▸ **Work to do**
Collect each line of the entries that holds the string "사용자가".

(Data records)
○ ○ ○ ○ ○
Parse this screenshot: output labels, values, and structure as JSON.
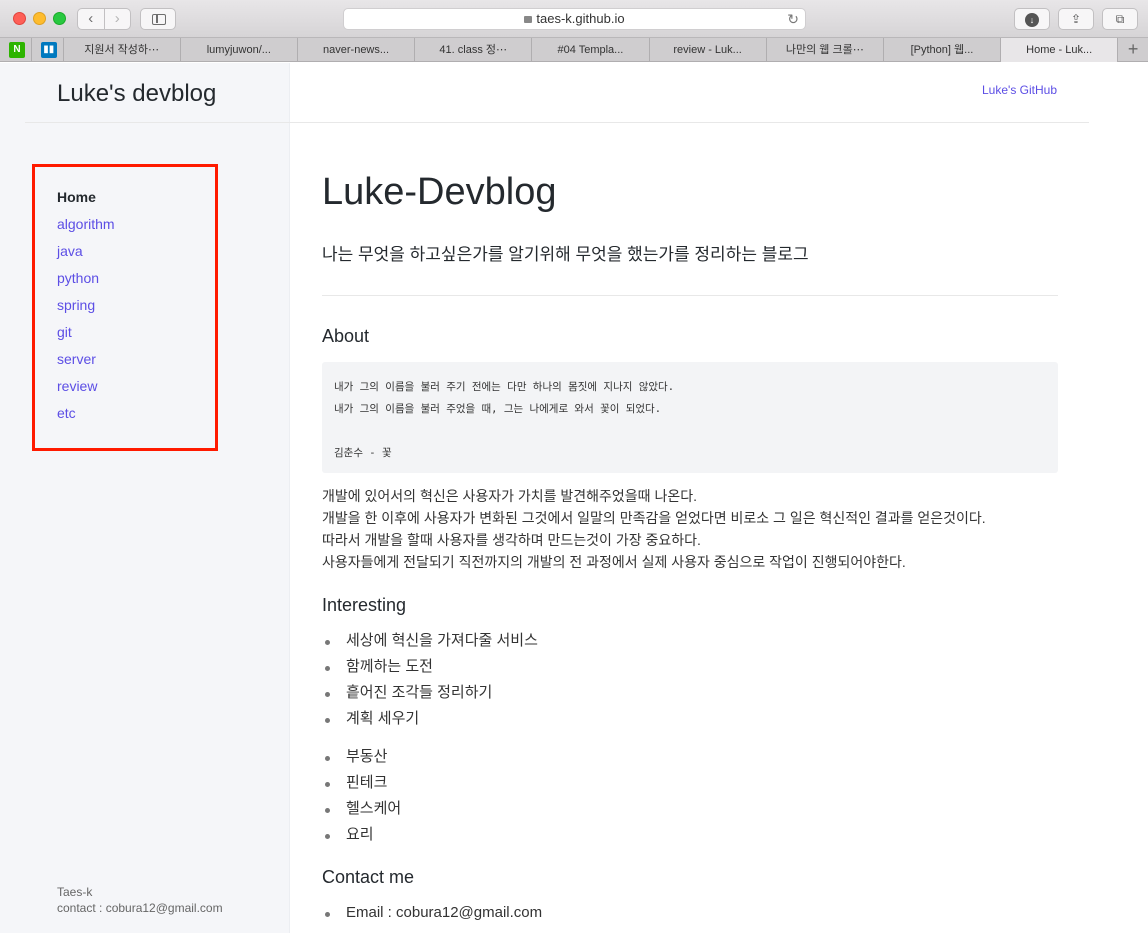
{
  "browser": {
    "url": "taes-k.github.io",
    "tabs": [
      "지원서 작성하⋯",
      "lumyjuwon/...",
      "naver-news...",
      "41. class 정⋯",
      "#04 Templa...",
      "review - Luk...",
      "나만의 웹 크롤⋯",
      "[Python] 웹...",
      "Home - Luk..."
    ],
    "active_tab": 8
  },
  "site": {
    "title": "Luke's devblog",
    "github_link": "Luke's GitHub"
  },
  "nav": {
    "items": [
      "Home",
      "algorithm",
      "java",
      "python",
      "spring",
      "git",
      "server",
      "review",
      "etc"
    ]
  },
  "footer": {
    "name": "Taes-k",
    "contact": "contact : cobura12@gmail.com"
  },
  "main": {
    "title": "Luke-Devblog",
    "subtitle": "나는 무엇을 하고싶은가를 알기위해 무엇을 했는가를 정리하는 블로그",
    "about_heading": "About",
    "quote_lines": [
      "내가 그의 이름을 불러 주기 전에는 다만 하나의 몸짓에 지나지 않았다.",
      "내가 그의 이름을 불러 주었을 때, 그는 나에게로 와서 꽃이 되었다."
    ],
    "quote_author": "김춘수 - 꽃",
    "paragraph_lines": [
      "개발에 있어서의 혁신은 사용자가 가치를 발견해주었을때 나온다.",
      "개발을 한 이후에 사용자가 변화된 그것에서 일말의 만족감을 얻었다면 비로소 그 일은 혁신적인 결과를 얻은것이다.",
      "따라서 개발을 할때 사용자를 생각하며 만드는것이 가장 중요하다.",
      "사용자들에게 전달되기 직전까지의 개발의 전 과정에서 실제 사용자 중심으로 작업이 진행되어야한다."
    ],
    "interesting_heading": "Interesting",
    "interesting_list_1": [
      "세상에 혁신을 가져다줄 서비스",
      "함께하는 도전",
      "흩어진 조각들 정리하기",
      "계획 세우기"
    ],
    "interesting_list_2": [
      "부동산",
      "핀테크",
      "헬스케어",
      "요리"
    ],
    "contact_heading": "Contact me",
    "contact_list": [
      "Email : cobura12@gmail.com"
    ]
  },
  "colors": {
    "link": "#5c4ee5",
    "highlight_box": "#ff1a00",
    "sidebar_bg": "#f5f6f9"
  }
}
○ ○ ○ ○ ○
▸ **Solution for this exercise**
      "개발에 있어서의 혁신은 사용자가 가치를 발견해주었을때 나온다.",
      "개발을 한 이후에 사용자가 변화된 그것에서 일말의 만족감을 얻었다면 비로소 그 일은 혁신적인 결과를 얻은것이다.",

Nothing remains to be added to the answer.